- _PASSAGE_:
The game also can't be flawed for its voice acting and a lot of its writing, which is very good when the story is actually allowed to move forwards. Set in 1968 and featuring a black protagonist, the game throws itself head-on into an exploration of racism and the civil rights movement, which makes for a sometimes ugly game but also a refreshingly honest one. The characters - particularly Clay and his criminal allies, plus his slightly-comical (but also psychotic) CIA friend Donovan - are really well-drawn. If Mafia III was allowed to focus in on the story, like the first two games, and drop the repetitive open-world stuff it would have been much stronger for it. The open world stuff also damages the game's attempts to be a period piece, by giving you a Satnav (not commonly found in cars in 1968) and a mobile phone (ostensibly a walkie-talkie, but it basically stands in for the mobile phone from the GTA games in most respects).
The game is all over the place in other areas. This is a game that came out three years after Grand Theft Auto V but looks like it came out three years earlier. Play this and Mafia II back-to-back and you would not be able to claim with a straight face that six years of video game development took place between them. Particularly awkward are character models: the main characters look really good but everyone else is awful. The environmental graphics are pretty decent, though, and the cars look really nice. The car handling is also pleasingly unrealistic. You can throw these cars around a lot more than the more "realistic" direction that GTA series has gone in and they're fun to drive throughout. On the audio side of things, the game has an excellent 1960s soundtrack, although the number of songs that the game licensed is surprisingly low. It's not long before the same songs and adverts start looping around again and again.

- _REQUIRED WORK_:
Keep writing the Mafia III review past its final sentence, matching its tone.

- _INPUT DATA_:
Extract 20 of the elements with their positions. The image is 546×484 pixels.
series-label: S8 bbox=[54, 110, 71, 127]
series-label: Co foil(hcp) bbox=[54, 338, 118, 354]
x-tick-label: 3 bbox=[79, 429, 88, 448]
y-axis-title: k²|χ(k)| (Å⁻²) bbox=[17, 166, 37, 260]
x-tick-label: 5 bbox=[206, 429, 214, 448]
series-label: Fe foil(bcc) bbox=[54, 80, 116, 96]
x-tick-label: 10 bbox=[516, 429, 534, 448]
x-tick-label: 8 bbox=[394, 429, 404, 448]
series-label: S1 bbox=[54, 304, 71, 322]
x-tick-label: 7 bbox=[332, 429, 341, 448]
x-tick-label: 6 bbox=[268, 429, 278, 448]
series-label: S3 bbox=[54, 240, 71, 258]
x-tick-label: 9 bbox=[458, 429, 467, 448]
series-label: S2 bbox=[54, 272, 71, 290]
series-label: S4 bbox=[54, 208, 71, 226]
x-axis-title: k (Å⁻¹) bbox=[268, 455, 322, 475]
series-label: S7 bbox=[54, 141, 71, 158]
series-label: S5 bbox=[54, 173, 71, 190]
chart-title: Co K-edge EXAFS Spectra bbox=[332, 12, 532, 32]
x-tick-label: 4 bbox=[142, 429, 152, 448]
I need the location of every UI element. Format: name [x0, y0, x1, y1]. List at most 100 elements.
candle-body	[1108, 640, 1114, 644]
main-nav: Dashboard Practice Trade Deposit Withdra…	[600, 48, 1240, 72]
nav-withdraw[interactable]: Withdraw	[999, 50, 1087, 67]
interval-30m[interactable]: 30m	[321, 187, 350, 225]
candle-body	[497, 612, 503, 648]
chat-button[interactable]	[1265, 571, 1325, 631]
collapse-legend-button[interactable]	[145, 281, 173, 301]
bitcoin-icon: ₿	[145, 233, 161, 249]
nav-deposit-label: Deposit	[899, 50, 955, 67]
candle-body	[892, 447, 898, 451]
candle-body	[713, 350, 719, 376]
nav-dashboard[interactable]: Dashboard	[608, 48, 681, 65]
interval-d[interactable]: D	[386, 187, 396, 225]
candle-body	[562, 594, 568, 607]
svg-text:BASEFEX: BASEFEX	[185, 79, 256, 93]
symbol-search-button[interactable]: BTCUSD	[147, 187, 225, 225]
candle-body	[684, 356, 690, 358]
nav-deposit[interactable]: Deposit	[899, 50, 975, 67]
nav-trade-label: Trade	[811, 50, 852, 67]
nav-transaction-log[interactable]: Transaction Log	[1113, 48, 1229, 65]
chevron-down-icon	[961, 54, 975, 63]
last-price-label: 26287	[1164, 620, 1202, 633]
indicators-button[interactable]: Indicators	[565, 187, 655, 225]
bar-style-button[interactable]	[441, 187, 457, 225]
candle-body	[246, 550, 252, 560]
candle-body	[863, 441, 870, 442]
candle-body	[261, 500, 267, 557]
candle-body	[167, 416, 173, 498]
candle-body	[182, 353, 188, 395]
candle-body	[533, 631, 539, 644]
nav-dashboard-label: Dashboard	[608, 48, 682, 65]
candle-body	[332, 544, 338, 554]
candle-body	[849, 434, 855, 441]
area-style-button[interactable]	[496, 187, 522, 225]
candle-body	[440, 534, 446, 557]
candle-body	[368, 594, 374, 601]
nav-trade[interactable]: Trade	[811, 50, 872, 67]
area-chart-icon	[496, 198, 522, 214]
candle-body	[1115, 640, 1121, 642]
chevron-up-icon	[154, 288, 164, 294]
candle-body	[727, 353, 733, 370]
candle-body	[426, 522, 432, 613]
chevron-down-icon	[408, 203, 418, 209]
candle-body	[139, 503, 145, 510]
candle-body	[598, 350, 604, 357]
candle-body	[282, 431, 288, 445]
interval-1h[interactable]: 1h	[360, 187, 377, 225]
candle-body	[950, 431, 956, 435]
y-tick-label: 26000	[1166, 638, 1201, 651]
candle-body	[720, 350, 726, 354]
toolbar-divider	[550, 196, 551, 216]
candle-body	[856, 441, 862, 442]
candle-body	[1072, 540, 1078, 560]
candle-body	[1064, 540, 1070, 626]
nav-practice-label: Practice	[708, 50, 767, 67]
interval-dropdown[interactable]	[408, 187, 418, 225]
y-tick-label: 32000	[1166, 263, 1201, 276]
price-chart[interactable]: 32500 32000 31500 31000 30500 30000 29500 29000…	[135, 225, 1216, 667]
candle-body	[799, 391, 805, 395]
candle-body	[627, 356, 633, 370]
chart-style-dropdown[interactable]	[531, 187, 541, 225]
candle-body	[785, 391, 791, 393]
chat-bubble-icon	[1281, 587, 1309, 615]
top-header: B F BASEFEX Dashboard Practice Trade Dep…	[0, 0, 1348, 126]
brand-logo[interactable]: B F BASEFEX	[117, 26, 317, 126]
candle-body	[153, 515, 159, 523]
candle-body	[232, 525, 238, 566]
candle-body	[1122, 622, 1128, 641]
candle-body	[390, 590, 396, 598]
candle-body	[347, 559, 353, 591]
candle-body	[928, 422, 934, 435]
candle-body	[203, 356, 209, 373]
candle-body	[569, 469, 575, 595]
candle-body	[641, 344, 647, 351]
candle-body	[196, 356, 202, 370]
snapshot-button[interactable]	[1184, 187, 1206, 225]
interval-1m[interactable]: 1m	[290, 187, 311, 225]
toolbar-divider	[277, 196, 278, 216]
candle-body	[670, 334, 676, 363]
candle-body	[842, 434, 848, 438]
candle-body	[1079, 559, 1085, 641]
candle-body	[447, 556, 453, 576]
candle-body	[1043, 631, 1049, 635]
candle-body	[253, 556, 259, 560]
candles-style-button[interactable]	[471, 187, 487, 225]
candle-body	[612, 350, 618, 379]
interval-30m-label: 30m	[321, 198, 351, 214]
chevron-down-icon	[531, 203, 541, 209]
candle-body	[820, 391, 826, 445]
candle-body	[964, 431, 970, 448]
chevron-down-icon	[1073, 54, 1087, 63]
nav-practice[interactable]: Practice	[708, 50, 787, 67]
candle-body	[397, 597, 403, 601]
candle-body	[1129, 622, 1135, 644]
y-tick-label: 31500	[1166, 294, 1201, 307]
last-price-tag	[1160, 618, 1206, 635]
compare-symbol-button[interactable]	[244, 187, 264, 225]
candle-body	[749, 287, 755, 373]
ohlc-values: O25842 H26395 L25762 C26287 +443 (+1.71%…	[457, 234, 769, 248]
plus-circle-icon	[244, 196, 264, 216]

- _RESULT OF THIS EXERCISE_:
From a technical standpoint, the game is - eighteen months after release - a bit of a mess. I experienced a dozen crashes to desktop in the 33 hours it took me to finish the game, along with frequent screen tearing and clipping. Mission objectives frequently vanished on me, or sometimes took me to the wrong place, and the AI was utterly incoherent, missing me beating someone up in front of a bunch of cops whilst sending the entire city's police department after me for a tiny traffic violation. Pedestrians are also dumber than a box of frogs, often taking the novel decision to power-dive from the pavement into the middle of the street right in front of me for absolutely no reason.
The result of all of this is a bewilderingly inconsistent game, with fun driving and racing sequences, strong story missions and great music and voice-acting sitting alongside myriad bugs, dodgy AI and repetitive side content. Eventually the game gets into a rhythm where it becomes much more fun, helped by some good combat mechanics and - completely unexpectedly - a really strong stealth component. Sneaking into warehouses, and knocking out goons one-by-one before swooping out to deliver the coup de grace on a boss is extraordinarily satisfying.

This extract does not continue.